**Short problem**
Reproduce the material in full, unchanged.

------------------------------------------------------------------------

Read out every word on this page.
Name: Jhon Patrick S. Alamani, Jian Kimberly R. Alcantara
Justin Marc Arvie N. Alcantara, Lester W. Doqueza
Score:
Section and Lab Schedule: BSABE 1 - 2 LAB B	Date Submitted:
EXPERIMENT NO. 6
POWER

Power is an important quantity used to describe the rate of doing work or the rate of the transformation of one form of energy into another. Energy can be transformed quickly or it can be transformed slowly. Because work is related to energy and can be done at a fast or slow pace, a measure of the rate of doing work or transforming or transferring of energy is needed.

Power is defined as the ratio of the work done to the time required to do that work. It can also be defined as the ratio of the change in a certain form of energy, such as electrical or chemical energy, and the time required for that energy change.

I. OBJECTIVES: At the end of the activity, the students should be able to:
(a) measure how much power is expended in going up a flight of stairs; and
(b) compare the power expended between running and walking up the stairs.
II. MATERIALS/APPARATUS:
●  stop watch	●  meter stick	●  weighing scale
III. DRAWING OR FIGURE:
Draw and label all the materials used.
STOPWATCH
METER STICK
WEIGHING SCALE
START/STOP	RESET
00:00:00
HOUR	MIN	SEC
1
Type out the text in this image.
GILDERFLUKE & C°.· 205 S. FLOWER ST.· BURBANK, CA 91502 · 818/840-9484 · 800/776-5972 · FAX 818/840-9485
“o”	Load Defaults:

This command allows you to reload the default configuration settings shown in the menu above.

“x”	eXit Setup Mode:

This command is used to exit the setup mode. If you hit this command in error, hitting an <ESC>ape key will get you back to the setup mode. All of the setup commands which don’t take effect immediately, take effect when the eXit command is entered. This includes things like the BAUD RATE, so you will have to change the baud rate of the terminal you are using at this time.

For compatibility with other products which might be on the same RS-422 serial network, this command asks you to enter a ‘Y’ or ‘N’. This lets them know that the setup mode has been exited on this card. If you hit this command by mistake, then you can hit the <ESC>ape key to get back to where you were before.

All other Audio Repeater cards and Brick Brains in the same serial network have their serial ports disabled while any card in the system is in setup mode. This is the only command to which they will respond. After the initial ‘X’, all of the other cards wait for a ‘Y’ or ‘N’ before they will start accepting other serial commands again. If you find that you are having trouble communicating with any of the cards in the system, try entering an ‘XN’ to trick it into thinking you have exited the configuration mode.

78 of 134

------------------------------------------------------------------------

**Correct answer**
Read out every word on this page.
Name: Jhon Patrick S. Alamani, Jian Kimberly R. Alcantara
Justin Marc Arvie N. Alcantara, Lester W. Doqueza
Score:
Section and Lab Schedule: BSABE 1 - 2 LAB B	Date Submitted:
EXPERIMENT NO. 6
POWER

Power is an important quantity used to describe the rate of doing work or the rate of the transformation of one form of energy into another. Energy can be transformed quickly or it can be transformed slowly. Because work is related to energy and can be done at a fast or slow pace, a measure of the rate of doing work or transforming or transferring of energy is needed.

Power is defined as the ratio of the work done to the time required to do that work. It can also be defined as the ratio of the change in a certain form of energy, such as electrical or chemical energy, and the time required for that energy change.

I. OBJECTIVES: At the end of the activity, the students should be able to:
(a) measure how much power is expended in going up a flight of stairs; and
(b) compare the power expended between running and walking up the stairs.
II. MATERIALS/APPARATUS:
●  stop watch	●  meter stick	●  weighing scale
III. DRAWING OR FIGURE:
Draw and label all the materials used.
STOPWATCH
METER STICK
WEIGHING SCALE
START/STOP	RESET
00:00:00
HOUR	MIN	SEC
1
Type out the text in this image.
GILDERFLUKE & C°.· 205 S. FLOWER ST.· BURBANK, CA 91502 · 818/840-9484 · 800/776-5972 · FAX 818/840-9485
“o”	Load Defaults:

This command allows you to reload the default configuration settings shown in the menu above.

“x”	eXit Setup Mode:

This command is used to exit the setup mode. If you hit this command in error, hitting an <ESC>ape key will get you back to the setup mode. All of the setup commands which don’t take effect immediately, take effect when the eXit command is entered. This includes things like the BAUD RATE, so you will have to change the baud rate of the terminal you are using at this time.

For compatibility with other products which might be on the same RS-422 serial network, this command asks you to enter a ‘Y’ or ‘N’. This lets them know that the setup mode has been exited on this card. If you hit this command by mistake, then you can hit the <ESC>ape key to get back to where you were before.

All other Audio Repeater cards and Brick Brains in the same serial network have their serial ports disabled while any card in the system is in setup mode. This is the only command to which they will respond. After the initial ‘X’, all of the other cards wait for a ‘Y’ or ‘N’ before they will start accepting other serial commands again. If you find that you are having trouble communicating with any of the cards in the system, try entering an ‘XN’ to trick it into thinking you have exited the configuration mode.

78 of 134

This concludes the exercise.